• Tasks:
**A)** Answer these questions using the text on anthraquinones:
(i) What is responsible for anthraquinone biosynthesis in the bacterium Photorhabdus luminescens?
(ii) What is used in hydrogen peroxide production instead of anthraquinone itself?
(iii) Sodium 2-anthraquinonesulfonate (AMS) was the first anthraquinone derivative discovered to have what effect?
**B)** Write a continuation of the text on anthraquinones, starting after its final sentence.

• Selected text:
• • • • • • •
For the parent molecule 9,10-anthraquinone, see anthraquinone

Anthraquinones (also known as anthraquinonoids) are a class of naturally occurring phenolic compounds based on the 9,10-anthraquinone skeleton.  They are widely used industrially and occur naturally.

Occurrence in plants 

Natural pigments that are derivatives of anthraquinone are found, inter alia, in aloe latex, senna, rhubarb, and cascara buckthorn, fungi, lichens, and some insects. A type II polyketide synthase is responsible for anthraquinone biosynthesis in the bacterium Photorhabdus luminescens. Chorismate, formed by isochorismate synthase in the shikimate pathway, is a precursor of anthraquinones in Morinda citrifolia.
Tests for anthraquinones in natural extracts have been established.
Senna glycosides from the senna.
Frangulin in Frangula alnus.
Aloe-emodin in aloe resin.
Carmine, a bright-red pigment derived from insects.
Hypericin and fagopyrin are naphthodianthrones, anthraquinone-derivatives.

Applications

In the production of hydrogen peroxide
A large industrial application of anthraquinones is for the production of hydrogen peroxide. 2-Ethyl-9,10-anthraquinone or a related alkyl derivative is used, rather than anthraquinone itself.

Millions of tons of hydrogen peroxide are manufactured by the anthraquinone process.

Pulping
Sodium 2-anthraquinonesulfonate (AMS) is a water-soluble anthraquinone derivative that was the first anthraquinone derivative discovered to have a catalytic effect in the alkaline pulping processes.

Dyestuff precursor

The 9,10-anthraquinone skeleton occurs in many dyes, such as alizarin. Important derivatives of 9,10-anthraquinone are 1-nitroanthraquinone, anthraquinone-1-sulfonic acid, and the dinitroanthraquinone.
• • • • • • •
Document layout analysis data:
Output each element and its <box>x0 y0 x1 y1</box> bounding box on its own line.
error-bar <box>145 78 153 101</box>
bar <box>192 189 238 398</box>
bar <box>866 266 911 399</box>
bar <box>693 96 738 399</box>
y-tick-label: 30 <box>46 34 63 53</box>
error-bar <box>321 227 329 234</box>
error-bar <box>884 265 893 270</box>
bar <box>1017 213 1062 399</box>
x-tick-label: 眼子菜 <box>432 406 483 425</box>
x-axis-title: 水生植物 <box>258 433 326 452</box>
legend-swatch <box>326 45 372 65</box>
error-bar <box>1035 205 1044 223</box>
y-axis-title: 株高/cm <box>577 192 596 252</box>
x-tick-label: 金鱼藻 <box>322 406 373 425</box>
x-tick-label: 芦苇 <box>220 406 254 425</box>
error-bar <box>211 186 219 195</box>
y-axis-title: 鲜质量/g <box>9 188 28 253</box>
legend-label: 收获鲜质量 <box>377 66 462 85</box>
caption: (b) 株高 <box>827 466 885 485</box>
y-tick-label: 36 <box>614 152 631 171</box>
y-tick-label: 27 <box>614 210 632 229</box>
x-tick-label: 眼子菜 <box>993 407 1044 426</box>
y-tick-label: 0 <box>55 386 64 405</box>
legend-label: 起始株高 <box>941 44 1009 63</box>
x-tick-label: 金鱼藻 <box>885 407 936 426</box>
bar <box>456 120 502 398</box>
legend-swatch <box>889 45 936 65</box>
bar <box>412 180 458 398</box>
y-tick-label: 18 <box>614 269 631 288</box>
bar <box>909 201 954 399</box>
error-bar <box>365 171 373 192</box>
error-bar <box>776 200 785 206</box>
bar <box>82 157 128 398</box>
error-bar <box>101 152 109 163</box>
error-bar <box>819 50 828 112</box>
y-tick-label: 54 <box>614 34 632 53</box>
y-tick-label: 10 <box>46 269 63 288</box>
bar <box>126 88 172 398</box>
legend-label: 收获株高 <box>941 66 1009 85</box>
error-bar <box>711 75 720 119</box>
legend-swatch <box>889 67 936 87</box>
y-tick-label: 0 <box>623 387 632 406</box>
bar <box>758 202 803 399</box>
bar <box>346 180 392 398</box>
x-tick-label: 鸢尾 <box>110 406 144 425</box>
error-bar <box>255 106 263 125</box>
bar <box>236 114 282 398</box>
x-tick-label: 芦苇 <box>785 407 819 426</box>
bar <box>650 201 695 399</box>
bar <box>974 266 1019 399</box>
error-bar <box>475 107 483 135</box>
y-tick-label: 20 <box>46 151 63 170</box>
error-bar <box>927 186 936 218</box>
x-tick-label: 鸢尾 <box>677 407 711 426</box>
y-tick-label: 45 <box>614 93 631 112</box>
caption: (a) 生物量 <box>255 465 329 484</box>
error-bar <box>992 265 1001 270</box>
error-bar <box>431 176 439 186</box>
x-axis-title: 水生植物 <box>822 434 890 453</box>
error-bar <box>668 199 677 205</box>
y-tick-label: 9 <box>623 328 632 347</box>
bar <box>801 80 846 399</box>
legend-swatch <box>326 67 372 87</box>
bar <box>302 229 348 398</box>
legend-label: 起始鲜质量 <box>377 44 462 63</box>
• • • • • • •
• Answers:
**A)**
(i) A type II polyketide synthase.
(ii) 2-Ethyl-9,10-anthraquinone or a related alkyl derivative.
(iii) A catalytic effect in the alkaline pulping processes.

**B)**
Medicine

Derivatives of 9,10-anthraquinone include many important drugs including the anthracenediones and the  anthracycline family of chemotherapy drugs. The latter drugs are derived from the bacterium Streptomyces peucetius, discovered in Italy a soil sample near the Adriatic sea. Drugs in the anthraquinone family include the prototypical daunorubicin, doxorubicin, mitoxantrone, losoxantrone, and pixantrone.  Most of these drugs, with the notable exception of pixantrone, are extremely cardiotoxic, causing irreversible cardiomyopathy, which can limit their practical usefulness in cancer treatment.

The anthracenediones also include
Antimalarials such as rufigallol
DNA dyes / nuclear counterstains such as DRAQ5, DRAQ7 and CyTRAK Orange for flow cytometry and fluorescence microscopy.
Anthraquinone derivatives: rhein, emodin, aloe emodin, parietin (physcion), and chrysophanol extracted from Cassia occidentalis are toxic and known to cause hepatomyoencephalopathy in children.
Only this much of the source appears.